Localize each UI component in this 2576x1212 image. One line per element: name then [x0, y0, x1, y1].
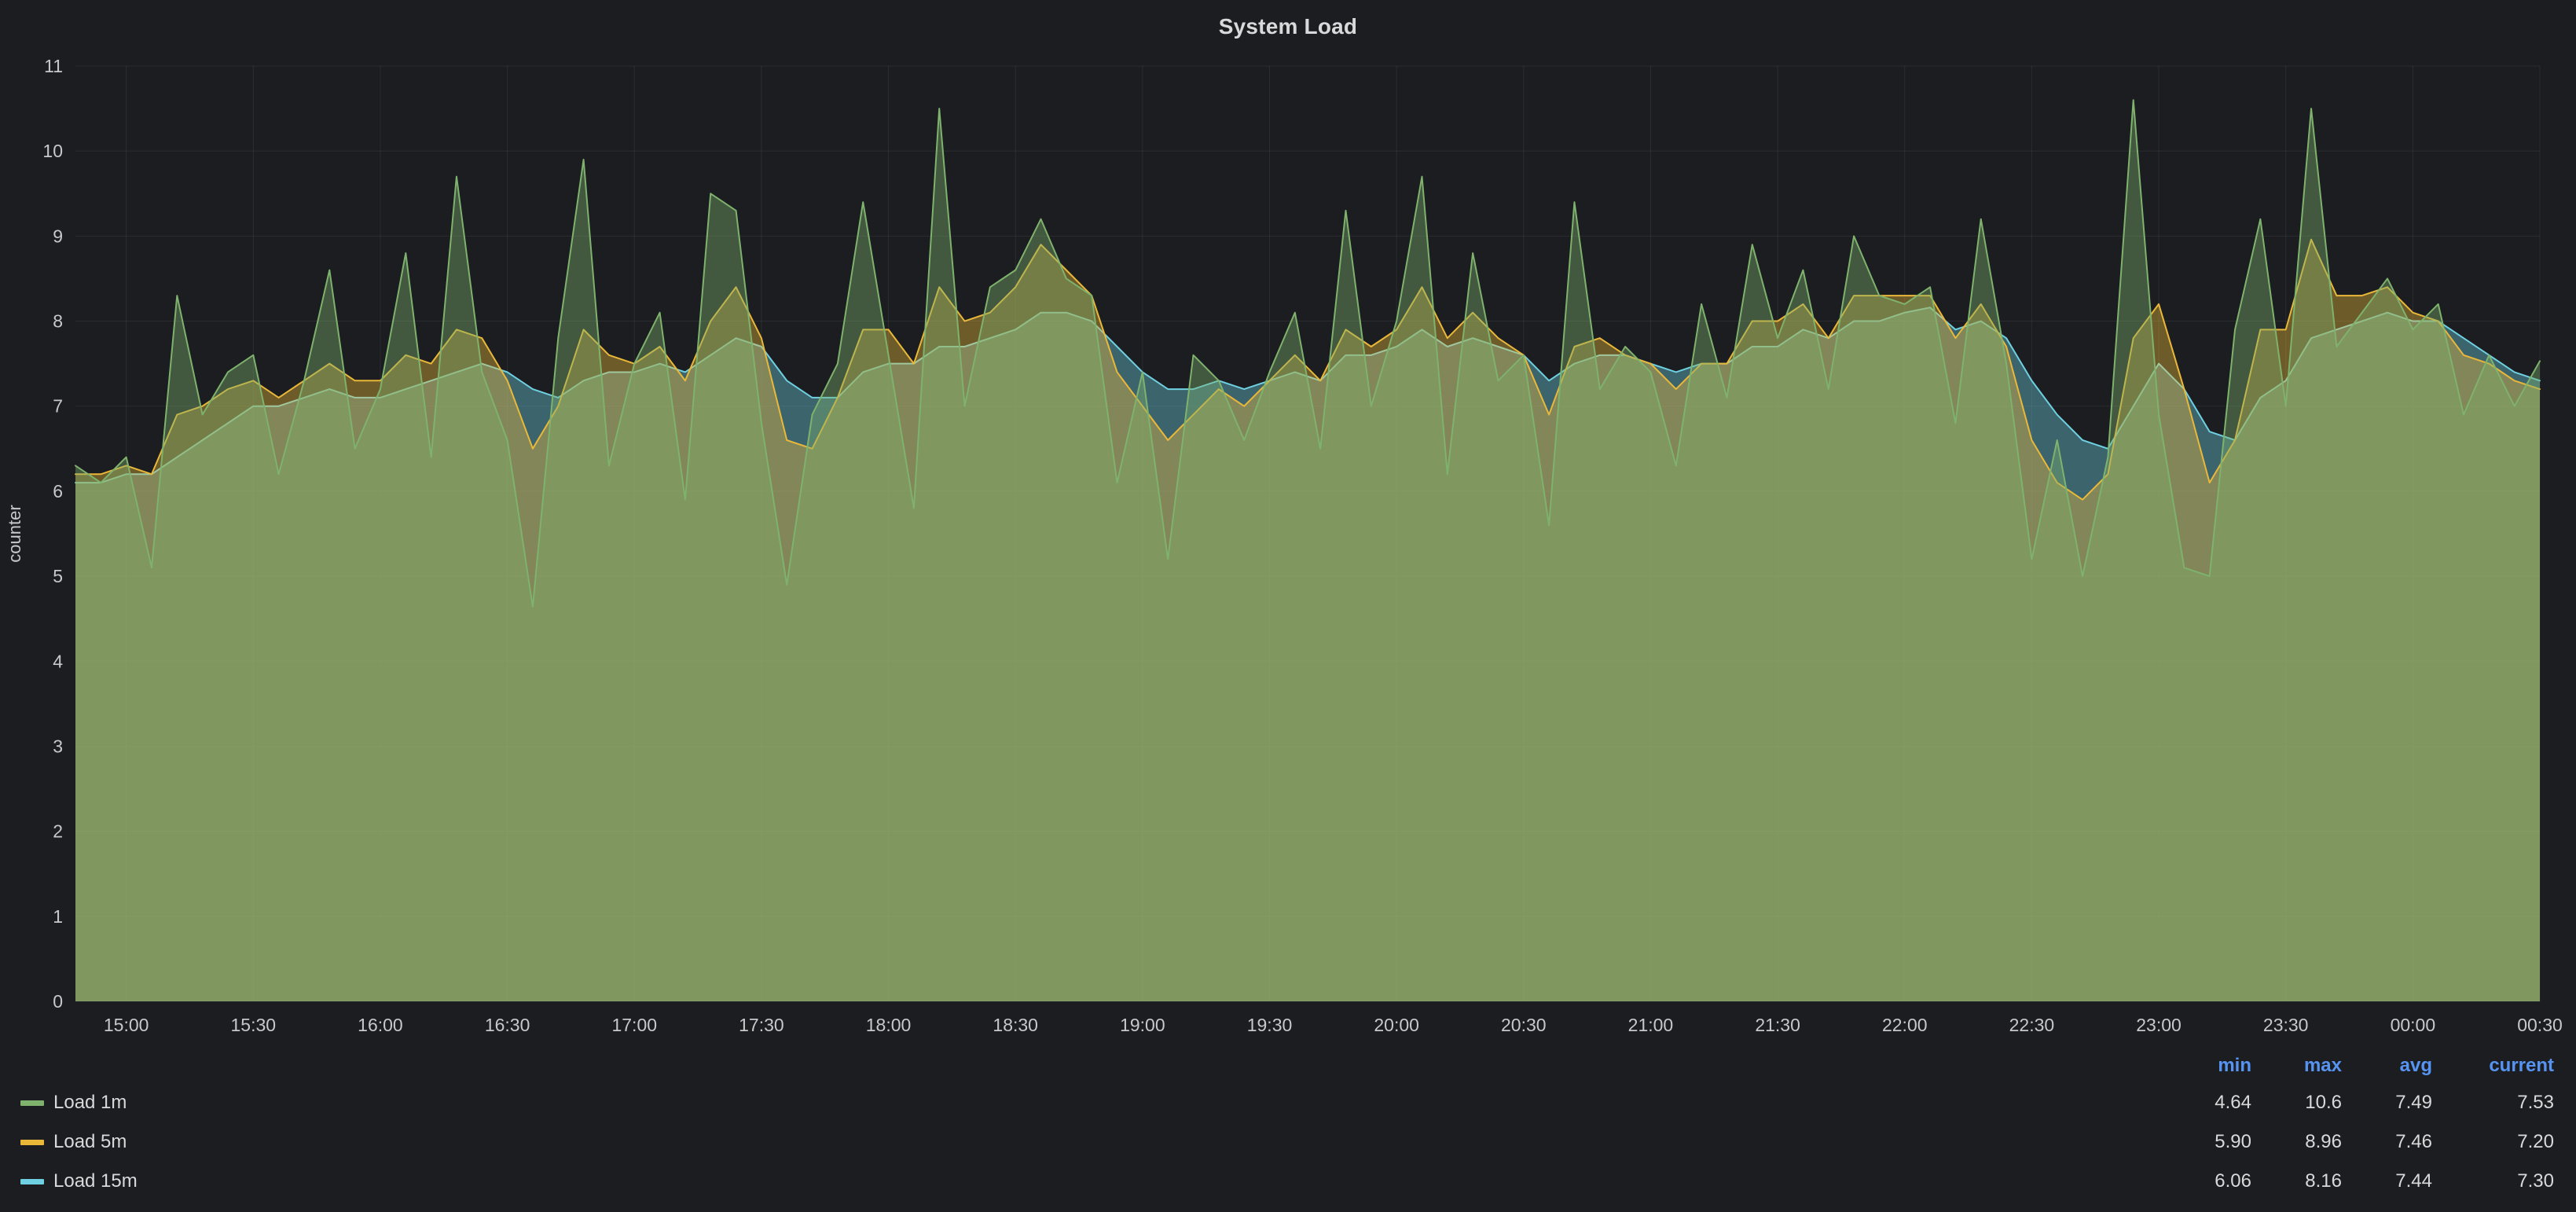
legend-current-load-1m: 7.53 — [2437, 1083, 2559, 1122]
svg-text:9: 9 — [53, 226, 63, 246]
legend-col-avg[interactable]: avg — [2347, 1049, 2437, 1083]
series-color-swatch-load-5m — [20, 1140, 44, 1145]
legend-label-load-15m: Load 15m — [53, 1170, 138, 1192]
svg-text:22:00: 22:00 — [1882, 1015, 1928, 1035]
legend-max-load-5m: 8.96 — [2256, 1122, 2347, 1162]
legend-min-load-5m: 5.90 — [2166, 1122, 2256, 1162]
legend-col-current[interactable]: current — [2437, 1049, 2559, 1083]
svg-text:16:30: 16:30 — [485, 1015, 530, 1035]
svg-text:21:30: 21:30 — [1755, 1015, 1800, 1035]
svg-text:10: 10 — [42, 141, 63, 161]
svg-text:17:30: 17:30 — [739, 1015, 784, 1035]
legend: min max avg current Load 1m 4.64 10.6 7.… — [0, 1047, 2576, 1212]
svg-text:17:00: 17:00 — [611, 1015, 657, 1035]
legend-col-min[interactable]: min — [2166, 1049, 2256, 1083]
svg-text:00:30: 00:30 — [2517, 1015, 2563, 1035]
legend-current-load-15m: 7.30 — [2437, 1162, 2559, 1201]
svg-text:2: 2 — [53, 821, 63, 842]
svg-text:16:00: 16:00 — [358, 1015, 403, 1035]
legend-avg-load-15m: 7.44 — [2347, 1162, 2437, 1201]
svg-text:0: 0 — [53, 991, 63, 1012]
panel-title: System Load — [0, 0, 2576, 53]
legend-max-load-1m: 10.6 — [2256, 1083, 2347, 1122]
graph-panel: System Load 0 1 2 3 4 5 6 7 8 9 10 11 15:00 15:30 16:0… — [0, 0, 2576, 1212]
svg-text:5: 5 — [53, 566, 63, 586]
legend-header-spacer — [20, 1049, 2166, 1083]
svg-text:00:00: 00:00 — [2391, 1015, 2436, 1035]
svg-text:15:00: 15:00 — [104, 1015, 149, 1035]
svg-text:counter: counter — [5, 505, 24, 562]
legend-min-load-15m: 6.06 — [2166, 1162, 2256, 1201]
legend-min-load-1m: 4.64 — [2166, 1083, 2256, 1122]
legend-avg-load-1m: 7.49 — [2347, 1083, 2437, 1122]
svg-text:23:30: 23:30 — [2263, 1015, 2309, 1035]
svg-text:7: 7 — [53, 396, 63, 417]
svg-text:22:30: 22:30 — [2009, 1015, 2055, 1035]
legend-max-load-15m: 8.16 — [2256, 1162, 2347, 1201]
legend-label-load-5m: Load 5m — [53, 1131, 127, 1153]
svg-text:6: 6 — [53, 481, 63, 501]
series-color-swatch-load-15m — [20, 1179, 44, 1184]
svg-text:11: 11 — [44, 56, 63, 76]
svg-text:8: 8 — [53, 311, 63, 332]
legend-label-load-1m: Load 1m — [53, 1092, 127, 1114]
svg-text:18:30: 18:30 — [993, 1015, 1038, 1035]
svg-text:20:00: 20:00 — [1374, 1015, 1419, 1035]
chart-svg: 0 1 2 3 4 5 6 7 8 9 10 11 15:00 15:30 16:00 16:30 17:00 1… — [0, 53, 2576, 1047]
svg-text:19:30: 19:30 — [1247, 1015, 1293, 1035]
svg-text:15:30: 15:30 — [231, 1015, 277, 1035]
legend-current-load-5m: 7.20 — [2437, 1122, 2559, 1162]
svg-text:4: 4 — [53, 651, 63, 671]
svg-text:21:00: 21:00 — [1628, 1015, 1674, 1035]
svg-text:18:00: 18:00 — [866, 1015, 912, 1035]
series-color-swatch-load-1m — [20, 1100, 44, 1106]
svg-text:1: 1 — [53, 906, 63, 927]
svg-text:20:30: 20:30 — [1501, 1015, 1547, 1035]
legend-item-load-1m[interactable]: Load 1m — [20, 1083, 2166, 1122]
legend-col-max[interactable]: max — [2256, 1049, 2347, 1083]
legend-item-load-15m[interactable]: Load 15m — [20, 1162, 2166, 1201]
svg-text:19:00: 19:00 — [1120, 1015, 1165, 1035]
svg-text:23:00: 23:00 — [2136, 1015, 2182, 1035]
legend-item-load-5m[interactable]: Load 5m — [20, 1122, 2166, 1162]
chart-plot[interactable]: 0 1 2 3 4 5 6 7 8 9 10 11 15:00 15:30 16:00 16:30 17:00 1… — [0, 53, 2576, 1047]
legend-avg-load-5m: 7.46 — [2347, 1122, 2437, 1162]
svg-text:3: 3 — [53, 736, 63, 756]
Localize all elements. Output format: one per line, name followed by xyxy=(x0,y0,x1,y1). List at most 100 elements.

#####

PROBLEM REQUIREMENTS:
Reproduce these lines, swapping "System Load" for "Host Load" wherever it appears and changing nothing else. Omit the picture from your answer.

IN RESPONSE:
Localize each UI component in this 2576x1212 image. One line per element: name then [x0, y0, x1, y1].
legend-current-load-1m: 7.53 — [2437, 1083, 2559, 1122]
svg-text:9: 9 — [53, 226, 63, 246]
legend-col-avg[interactable]: avg — [2347, 1049, 2437, 1083]
series-color-swatch-load-5m — [20, 1140, 44, 1145]
legend-label-load-15m: Load 15m — [53, 1170, 138, 1192]
svg-text:22:00: 22:00 — [1882, 1015, 1928, 1035]
legend-max-load-5m: 8.96 — [2256, 1122, 2347, 1162]
legend-min-load-5m: 5.90 — [2166, 1122, 2256, 1162]
legend-col-current[interactable]: current — [2437, 1049, 2559, 1083]
svg-text:16:30: 16:30 — [485, 1015, 530, 1035]
svg-text:21:30: 21:30 — [1755, 1015, 1800, 1035]
svg-text:10: 10 — [42, 141, 63, 161]
svg-text:17:30: 17:30 — [739, 1015, 784, 1035]
legend: min max avg current Load 1m 4.64 10.6 7.… — [0, 1047, 2576, 1212]
svg-text:17:00: 17:00 — [611, 1015, 657, 1035]
legend-col-min[interactable]: min — [2166, 1049, 2256, 1083]
svg-text:00:30: 00:30 — [2517, 1015, 2563, 1035]
legend-current-load-15m: 7.30 — [2437, 1162, 2559, 1201]
svg-text:2: 2 — [53, 821, 63, 842]
svg-text:16:00: 16:00 — [358, 1015, 403, 1035]
legend-avg-load-15m: 7.44 — [2347, 1162, 2437, 1201]
svg-text:0: 0 — [53, 991, 63, 1012]
panel-title: Host Load — [0, 0, 2576, 53]
legend-max-load-1m: 10.6 — [2256, 1083, 2347, 1122]
graph-panel: Host Load 0 1 2 3 4 5 6 7 8 9 10 11 15:00 15:30 16:0… — [0, 0, 2576, 1212]
svg-text:5: 5 — [53, 566, 63, 586]
legend-header-spacer — [20, 1049, 2166, 1083]
svg-text:00:00: 00:00 — [2391, 1015, 2436, 1035]
svg-text:15:00: 15:00 — [104, 1015, 149, 1035]
svg-text:counter: counter — [5, 505, 24, 562]
legend-min-load-15m: 6.06 — [2166, 1162, 2256, 1201]
legend-min-load-1m: 4.64 — [2166, 1083, 2256, 1122]
legend-avg-load-1m: 7.49 — [2347, 1083, 2437, 1122]
svg-text:23:30: 23:30 — [2263, 1015, 2309, 1035]
svg-text:7: 7 — [53, 396, 63, 417]
svg-text:22:30: 22:30 — [2009, 1015, 2055, 1035]
legend-max-load-15m: 8.16 — [2256, 1162, 2347, 1201]
legend-label-load-5m: Load 5m — [53, 1131, 127, 1153]
svg-text:6: 6 — [53, 481, 63, 501]
series-color-swatch-load-15m — [20, 1179, 44, 1184]
svg-text:11: 11 — [44, 56, 63, 76]
svg-text:8: 8 — [53, 311, 63, 332]
legend-label-load-1m: Load 1m — [53, 1092, 127, 1114]
svg-text:18:30: 18:30 — [993, 1015, 1038, 1035]
svg-text:20:00: 20:00 — [1374, 1015, 1419, 1035]
chart-svg: 0 1 2 3 4 5 6 7 8 9 10 11 15:00 15:30 16:00 16:30 17:00 1… — [0, 53, 2576, 1047]
svg-text:19:30: 19:30 — [1247, 1015, 1293, 1035]
svg-text:15:30: 15:30 — [231, 1015, 277, 1035]
legend-current-load-5m: 7.20 — [2437, 1122, 2559, 1162]
svg-text:4: 4 — [53, 651, 63, 671]
svg-text:21:00: 21:00 — [1628, 1015, 1674, 1035]
svg-text:18:00: 18:00 — [866, 1015, 912, 1035]
series-color-swatch-load-1m — [20, 1100, 44, 1106]
svg-text:1: 1 — [53, 906, 63, 927]
svg-text:20:30: 20:30 — [1501, 1015, 1547, 1035]
legend-item-load-1m[interactable]: Load 1m — [20, 1083, 2166, 1122]
legend-col-max[interactable]: max — [2256, 1049, 2347, 1083]
legend-item-load-15m[interactable]: Load 15m — [20, 1162, 2166, 1201]
svg-text:19:00: 19:00 — [1120, 1015, 1165, 1035]
svg-text:23:00: 23:00 — [2136, 1015, 2182, 1035]
legend-item-load-5m[interactable]: Load 5m — [20, 1122, 2166, 1162]
chart-plot[interactable]: 0 1 2 3 4 5 6 7 8 9 10 11 15:00 15:30 16:00 16:30 17:00 1… — [0, 53, 2576, 1047]
legend-avg-load-5m: 7.46 — [2347, 1122, 2437, 1162]
svg-text:3: 3 — [53, 736, 63, 756]
Localize all elements. Output format: one per line, name followed by xyxy=(x0,y0,x1,y1). List at most 100 elements.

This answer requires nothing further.